> _The problem_:
Look through the records below, count the lines with the word "Blackthorn", and reply with only the number.

> _Data lines_:
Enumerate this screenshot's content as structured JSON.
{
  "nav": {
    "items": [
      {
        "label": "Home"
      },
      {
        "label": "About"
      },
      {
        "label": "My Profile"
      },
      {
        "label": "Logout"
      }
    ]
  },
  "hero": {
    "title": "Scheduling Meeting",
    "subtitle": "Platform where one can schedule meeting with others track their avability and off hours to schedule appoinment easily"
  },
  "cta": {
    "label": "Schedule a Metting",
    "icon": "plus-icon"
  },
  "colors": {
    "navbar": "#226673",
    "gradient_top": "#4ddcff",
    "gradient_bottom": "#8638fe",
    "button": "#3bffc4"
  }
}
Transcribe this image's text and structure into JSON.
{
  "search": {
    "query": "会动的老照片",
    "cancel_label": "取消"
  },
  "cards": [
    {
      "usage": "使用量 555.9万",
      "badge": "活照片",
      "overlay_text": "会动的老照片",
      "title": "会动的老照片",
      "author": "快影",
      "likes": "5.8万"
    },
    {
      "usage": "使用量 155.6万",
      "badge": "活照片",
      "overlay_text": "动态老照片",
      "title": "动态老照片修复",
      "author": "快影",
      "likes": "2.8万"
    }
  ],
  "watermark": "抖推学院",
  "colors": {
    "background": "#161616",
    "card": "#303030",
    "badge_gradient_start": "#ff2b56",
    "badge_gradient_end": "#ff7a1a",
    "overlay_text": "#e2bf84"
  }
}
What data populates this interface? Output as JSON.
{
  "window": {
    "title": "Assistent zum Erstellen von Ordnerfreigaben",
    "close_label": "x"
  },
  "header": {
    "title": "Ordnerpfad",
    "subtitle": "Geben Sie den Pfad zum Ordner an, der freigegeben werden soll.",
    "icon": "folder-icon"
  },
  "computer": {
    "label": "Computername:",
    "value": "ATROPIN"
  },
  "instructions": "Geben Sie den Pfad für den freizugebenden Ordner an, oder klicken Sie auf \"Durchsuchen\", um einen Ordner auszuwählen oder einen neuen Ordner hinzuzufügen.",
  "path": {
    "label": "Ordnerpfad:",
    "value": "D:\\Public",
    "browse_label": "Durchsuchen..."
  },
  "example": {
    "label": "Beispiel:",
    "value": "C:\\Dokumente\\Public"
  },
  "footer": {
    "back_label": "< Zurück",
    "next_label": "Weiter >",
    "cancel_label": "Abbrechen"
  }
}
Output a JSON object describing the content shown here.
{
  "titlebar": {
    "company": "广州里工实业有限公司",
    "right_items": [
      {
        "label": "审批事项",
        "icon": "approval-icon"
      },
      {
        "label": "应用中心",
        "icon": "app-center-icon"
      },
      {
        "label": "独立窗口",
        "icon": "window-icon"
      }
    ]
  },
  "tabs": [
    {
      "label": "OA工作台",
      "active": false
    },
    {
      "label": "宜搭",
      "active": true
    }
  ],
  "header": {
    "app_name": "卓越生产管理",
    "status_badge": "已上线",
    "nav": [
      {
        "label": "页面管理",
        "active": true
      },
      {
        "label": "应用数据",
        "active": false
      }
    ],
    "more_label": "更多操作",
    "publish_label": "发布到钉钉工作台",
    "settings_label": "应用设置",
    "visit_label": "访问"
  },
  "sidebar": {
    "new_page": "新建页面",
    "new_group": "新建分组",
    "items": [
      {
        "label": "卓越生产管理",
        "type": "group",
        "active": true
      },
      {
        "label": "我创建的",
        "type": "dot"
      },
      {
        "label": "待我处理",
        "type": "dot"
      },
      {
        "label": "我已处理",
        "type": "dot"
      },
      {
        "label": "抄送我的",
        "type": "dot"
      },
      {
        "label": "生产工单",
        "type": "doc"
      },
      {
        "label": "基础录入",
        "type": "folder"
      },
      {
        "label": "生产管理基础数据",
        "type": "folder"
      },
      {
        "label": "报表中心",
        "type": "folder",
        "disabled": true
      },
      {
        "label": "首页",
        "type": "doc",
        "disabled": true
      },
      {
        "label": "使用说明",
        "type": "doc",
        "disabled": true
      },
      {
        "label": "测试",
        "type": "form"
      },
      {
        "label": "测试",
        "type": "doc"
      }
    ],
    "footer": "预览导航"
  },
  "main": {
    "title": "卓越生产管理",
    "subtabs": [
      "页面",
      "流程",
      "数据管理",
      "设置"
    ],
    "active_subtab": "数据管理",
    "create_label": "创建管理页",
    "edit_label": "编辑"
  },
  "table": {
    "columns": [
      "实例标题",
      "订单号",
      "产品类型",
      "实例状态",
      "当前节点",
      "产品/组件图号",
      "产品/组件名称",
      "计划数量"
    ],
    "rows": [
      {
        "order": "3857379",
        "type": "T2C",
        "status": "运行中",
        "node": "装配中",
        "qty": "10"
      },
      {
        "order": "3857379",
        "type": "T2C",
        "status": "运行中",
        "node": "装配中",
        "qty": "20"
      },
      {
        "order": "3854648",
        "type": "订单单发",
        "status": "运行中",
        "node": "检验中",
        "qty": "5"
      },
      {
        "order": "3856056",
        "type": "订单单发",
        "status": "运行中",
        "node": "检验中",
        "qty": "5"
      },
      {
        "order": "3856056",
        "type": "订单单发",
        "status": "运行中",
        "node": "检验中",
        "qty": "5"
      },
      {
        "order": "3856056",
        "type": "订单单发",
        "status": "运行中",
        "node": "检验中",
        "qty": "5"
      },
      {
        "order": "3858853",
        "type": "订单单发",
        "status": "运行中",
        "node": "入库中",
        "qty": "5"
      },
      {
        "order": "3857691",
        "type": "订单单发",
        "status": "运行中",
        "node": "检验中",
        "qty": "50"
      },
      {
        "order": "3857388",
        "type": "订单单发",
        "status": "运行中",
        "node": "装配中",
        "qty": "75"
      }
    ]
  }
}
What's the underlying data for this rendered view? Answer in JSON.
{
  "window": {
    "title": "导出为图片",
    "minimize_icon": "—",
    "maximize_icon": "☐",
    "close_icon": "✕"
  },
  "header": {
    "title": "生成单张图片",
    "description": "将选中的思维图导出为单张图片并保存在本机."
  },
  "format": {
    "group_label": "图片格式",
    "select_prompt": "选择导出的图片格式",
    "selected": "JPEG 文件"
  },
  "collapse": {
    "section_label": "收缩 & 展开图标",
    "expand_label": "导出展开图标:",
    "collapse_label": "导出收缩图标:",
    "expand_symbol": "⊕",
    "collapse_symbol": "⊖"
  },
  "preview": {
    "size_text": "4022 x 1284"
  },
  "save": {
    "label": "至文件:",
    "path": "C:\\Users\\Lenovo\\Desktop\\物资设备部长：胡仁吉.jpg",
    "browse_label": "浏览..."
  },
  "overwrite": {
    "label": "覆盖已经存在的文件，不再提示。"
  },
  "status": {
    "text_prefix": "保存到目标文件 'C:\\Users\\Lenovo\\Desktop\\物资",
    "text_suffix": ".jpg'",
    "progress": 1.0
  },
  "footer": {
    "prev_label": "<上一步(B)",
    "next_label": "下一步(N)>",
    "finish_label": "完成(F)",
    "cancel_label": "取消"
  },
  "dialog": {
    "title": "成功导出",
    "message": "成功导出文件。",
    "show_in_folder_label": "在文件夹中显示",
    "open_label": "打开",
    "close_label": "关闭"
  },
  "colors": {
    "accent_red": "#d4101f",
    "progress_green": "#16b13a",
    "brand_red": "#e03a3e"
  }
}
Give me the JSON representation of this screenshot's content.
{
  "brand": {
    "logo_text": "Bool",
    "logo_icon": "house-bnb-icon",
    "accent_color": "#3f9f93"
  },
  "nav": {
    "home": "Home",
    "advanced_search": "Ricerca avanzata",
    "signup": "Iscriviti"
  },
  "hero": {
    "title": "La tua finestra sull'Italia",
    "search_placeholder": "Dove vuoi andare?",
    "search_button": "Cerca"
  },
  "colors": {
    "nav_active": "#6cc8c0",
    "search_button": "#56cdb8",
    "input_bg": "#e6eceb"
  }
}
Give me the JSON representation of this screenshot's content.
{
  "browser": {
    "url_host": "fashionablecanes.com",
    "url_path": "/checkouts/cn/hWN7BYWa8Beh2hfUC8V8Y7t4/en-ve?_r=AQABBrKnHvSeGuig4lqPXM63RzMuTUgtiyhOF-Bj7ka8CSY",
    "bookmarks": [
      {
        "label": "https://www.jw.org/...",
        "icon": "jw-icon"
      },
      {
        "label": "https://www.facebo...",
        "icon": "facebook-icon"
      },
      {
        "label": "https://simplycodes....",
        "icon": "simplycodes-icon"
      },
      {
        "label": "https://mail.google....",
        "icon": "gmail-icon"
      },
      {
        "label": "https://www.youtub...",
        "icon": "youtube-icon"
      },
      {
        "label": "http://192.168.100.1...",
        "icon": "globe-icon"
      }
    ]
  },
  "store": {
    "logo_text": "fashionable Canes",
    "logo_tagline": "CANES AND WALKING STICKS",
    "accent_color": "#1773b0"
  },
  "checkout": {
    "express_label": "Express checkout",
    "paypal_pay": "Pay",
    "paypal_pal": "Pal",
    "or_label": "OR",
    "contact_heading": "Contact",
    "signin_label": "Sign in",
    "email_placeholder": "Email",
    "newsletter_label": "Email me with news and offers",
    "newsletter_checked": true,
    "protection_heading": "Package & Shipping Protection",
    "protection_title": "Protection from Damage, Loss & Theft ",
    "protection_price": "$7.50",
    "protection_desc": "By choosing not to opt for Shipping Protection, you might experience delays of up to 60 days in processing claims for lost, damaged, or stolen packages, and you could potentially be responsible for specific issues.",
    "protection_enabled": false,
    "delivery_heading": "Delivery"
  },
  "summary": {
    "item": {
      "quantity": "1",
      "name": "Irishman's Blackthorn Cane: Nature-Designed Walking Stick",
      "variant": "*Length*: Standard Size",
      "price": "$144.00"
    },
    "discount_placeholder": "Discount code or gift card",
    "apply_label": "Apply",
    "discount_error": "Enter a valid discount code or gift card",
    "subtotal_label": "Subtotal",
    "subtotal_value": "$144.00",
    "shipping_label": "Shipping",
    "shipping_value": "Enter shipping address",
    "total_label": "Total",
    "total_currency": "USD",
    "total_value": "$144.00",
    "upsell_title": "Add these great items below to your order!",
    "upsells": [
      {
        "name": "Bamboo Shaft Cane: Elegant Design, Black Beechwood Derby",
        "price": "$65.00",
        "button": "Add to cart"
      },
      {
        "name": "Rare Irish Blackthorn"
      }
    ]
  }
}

> _Completed task_:
2